Written problem: Reproduce all entries word for word.

Rows from a figure dataset:
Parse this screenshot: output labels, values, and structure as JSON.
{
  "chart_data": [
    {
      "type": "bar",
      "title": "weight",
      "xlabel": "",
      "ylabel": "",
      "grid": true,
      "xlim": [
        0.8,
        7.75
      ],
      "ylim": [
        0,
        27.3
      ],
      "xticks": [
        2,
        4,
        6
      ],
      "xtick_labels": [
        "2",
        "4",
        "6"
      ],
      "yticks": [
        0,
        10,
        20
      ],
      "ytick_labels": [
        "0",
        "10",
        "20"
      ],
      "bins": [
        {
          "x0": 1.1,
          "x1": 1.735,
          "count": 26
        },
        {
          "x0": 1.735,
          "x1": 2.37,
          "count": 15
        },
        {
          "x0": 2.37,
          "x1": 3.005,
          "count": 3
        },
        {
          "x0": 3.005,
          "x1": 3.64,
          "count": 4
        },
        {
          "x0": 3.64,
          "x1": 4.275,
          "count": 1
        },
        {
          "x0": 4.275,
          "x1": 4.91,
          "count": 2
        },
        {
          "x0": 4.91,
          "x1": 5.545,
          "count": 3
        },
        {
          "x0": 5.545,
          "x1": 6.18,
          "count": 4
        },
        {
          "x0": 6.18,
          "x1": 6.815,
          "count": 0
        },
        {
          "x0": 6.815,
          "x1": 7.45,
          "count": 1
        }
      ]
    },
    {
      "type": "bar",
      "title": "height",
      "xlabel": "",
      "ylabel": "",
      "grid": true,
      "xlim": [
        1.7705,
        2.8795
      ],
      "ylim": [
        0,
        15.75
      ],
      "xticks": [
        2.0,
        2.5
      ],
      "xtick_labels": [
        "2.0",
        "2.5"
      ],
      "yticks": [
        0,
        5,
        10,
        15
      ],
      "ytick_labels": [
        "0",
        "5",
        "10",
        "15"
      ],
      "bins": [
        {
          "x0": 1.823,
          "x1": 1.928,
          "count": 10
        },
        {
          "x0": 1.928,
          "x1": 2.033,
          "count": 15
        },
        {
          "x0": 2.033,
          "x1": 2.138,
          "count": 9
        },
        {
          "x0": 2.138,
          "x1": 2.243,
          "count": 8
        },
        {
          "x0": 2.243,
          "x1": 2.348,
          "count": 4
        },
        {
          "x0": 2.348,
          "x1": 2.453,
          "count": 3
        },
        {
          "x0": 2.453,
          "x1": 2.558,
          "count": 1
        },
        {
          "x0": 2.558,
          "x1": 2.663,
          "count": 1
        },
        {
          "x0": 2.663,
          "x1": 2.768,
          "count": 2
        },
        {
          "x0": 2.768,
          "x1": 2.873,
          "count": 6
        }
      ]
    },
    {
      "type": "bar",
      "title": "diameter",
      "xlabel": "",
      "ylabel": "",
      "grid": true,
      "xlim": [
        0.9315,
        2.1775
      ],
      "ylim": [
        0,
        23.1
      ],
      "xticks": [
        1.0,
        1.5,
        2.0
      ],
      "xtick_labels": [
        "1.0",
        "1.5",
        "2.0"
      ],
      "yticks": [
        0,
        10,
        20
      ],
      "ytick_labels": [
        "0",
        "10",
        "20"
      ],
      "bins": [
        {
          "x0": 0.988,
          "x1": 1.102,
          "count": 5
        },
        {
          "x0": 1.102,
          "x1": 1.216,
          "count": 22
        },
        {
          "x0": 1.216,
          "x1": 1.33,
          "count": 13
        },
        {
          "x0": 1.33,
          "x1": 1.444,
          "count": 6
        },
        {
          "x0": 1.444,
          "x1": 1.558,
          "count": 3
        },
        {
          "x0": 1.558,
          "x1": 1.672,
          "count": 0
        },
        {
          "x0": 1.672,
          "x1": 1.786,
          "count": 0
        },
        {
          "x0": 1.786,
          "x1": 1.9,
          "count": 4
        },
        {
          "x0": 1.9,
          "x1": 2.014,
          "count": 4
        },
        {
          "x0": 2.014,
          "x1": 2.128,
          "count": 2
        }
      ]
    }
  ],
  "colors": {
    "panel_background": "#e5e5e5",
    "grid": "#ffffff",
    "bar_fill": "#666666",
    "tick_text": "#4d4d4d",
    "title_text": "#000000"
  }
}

Complete response:
Parse this screenshot: output labels, values, and structure as JSON.
{
  "chart_data": [
    {
      "type": "bar",
      "title": "weight",
      "xlabel": "",
      "ylabel": "",
      "grid": true,
      "xlim": [
        0.8,
        7.75
      ],
      "ylim": [
        0,
        27.3
      ],
      "xticks": [
        2,
        4,
        6
      ],
      "xtick_labels": [
        "2",
        "4",
        "6"
      ],
      "yticks": [
        0,
        10,
        20
      ],
      "ytick_labels": [
        "0",
        "10",
        "20"
      ],
      "bins": [
        {
          "x0": 1.1,
          "x1": 1.735,
          "count": 26
        },
        {
          "x0": 1.735,
          "x1": 2.37,
          "count": 15
        },
        {
          "x0": 2.37,
          "x1": 3.005,
          "count": 3
        },
        {
          "x0": 3.005,
          "x1": 3.64,
          "count": 4
        },
        {
          "x0": 3.64,
          "x1": 4.275,
          "count": 1
        },
        {
          "x0": 4.275,
          "x1": 4.91,
          "count": 2
        },
        {
          "x0": 4.91,
          "x1": 5.545,
          "count": 3
        },
        {
          "x0": 5.545,
          "x1": 6.18,
          "count": 4
        },
        {
          "x0": 6.18,
          "x1": 6.815,
          "count": 0
        },
        {
          "x0": 6.815,
          "x1": 7.45,
          "count": 1
        }
      ]
    },
    {
      "type": "bar",
      "title": "height",
      "xlabel": "",
      "ylabel": "",
      "grid": true,
      "xlim": [
        1.7705,
        2.8795
      ],
      "ylim": [
        0,
        15.75
      ],
      "xticks": [
        2.0,
        2.5
      ],
      "xtick_labels": [
        "2.0",
        "2.5"
      ],
      "yticks": [
        0,
        5,
        10,
        15
      ],
      "ytick_labels": [
        "0",
        "5",
        "10",
        "15"
      ],
      "bins": [
        {
          "x0": 1.823,
          "x1": 1.928,
          "count": 10
        },
        {
          "x0": 1.928,
          "x1": 2.033,
          "count": 15
        },
        {
          "x0": 2.033,
          "x1": 2.138,
          "count": 9
        },
        {
          "x0": 2.138,
          "x1": 2.243,
          "count": 8
        },
        {
          "x0": 2.243,
          "x1": 2.348,
          "count": 4
        },
        {
          "x0": 2.348,
          "x1": 2.453,
          "count": 3
        },
        {
          "x0": 2.453,
          "x1": 2.558,
          "count": 1
        },
        {
          "x0": 2.558,
          "x1": 2.663,
          "count": 1
        },
        {
          "x0": 2.663,
          "x1": 2.768,
          "count": 2
        },
        {
          "x0": 2.768,
          "x1": 2.873,
          "count": 6
        }
      ]
    },
    {
      "type": "bar",
      "title": "diameter",
      "xlabel": "",
      "ylabel": "",
      "grid": true,
      "xlim": [
        0.9315,
        2.1775
      ],
      "ylim": [
        0,
        23.1
      ],
      "xticks": [
        1.0,
        1.5,
        2.0
      ],
      "xtick_labels": [
        "1.0",
        "1.5",
        "2.0"
      ],
      "yticks": [
        0,
        10,
        20
      ],
      "ytick_labels": [
        "0",
        "10",
        "20"
      ],
      "bins": [
        {
          "x0": 0.988,
          "x1": 1.102,
          "count": 5
        },
        {
          "x0": 1.102,
          "x1": 1.216,
          "count": 22
        },
        {
          "x0": 1.216,
          "x1": 1.33,
          "count": 13
        },
        {
          "x0": 1.33,
          "x1": 1.444,
          "count": 6
        },
        {
          "x0": 1.444,
          "x1": 1.558,
          "count": 3
        },
        {
          "x0": 1.558,
          "x1": 1.672,
          "count": 0
        },
        {
          "x0": 1.672,
          "x1": 1.786,
          "count": 0
        },
        {
          "x0": 1.786,
          "x1": 1.9,
          "count": 4
        },
        {
          "x0": 1.9,
          "x1": 2.014,
          "count": 4
        },
        {
          "x0": 2.014,
          "x1": 2.128,
          "count": 2
        }
      ]
    }
  ],
  "colors": {
    "panel_background": "#e5e5e5",
    "grid": "#ffffff",
    "bar_fill": "#666666",
    "tick_text": "#4d4d4d",
    "title_text": "#000000"
  }
}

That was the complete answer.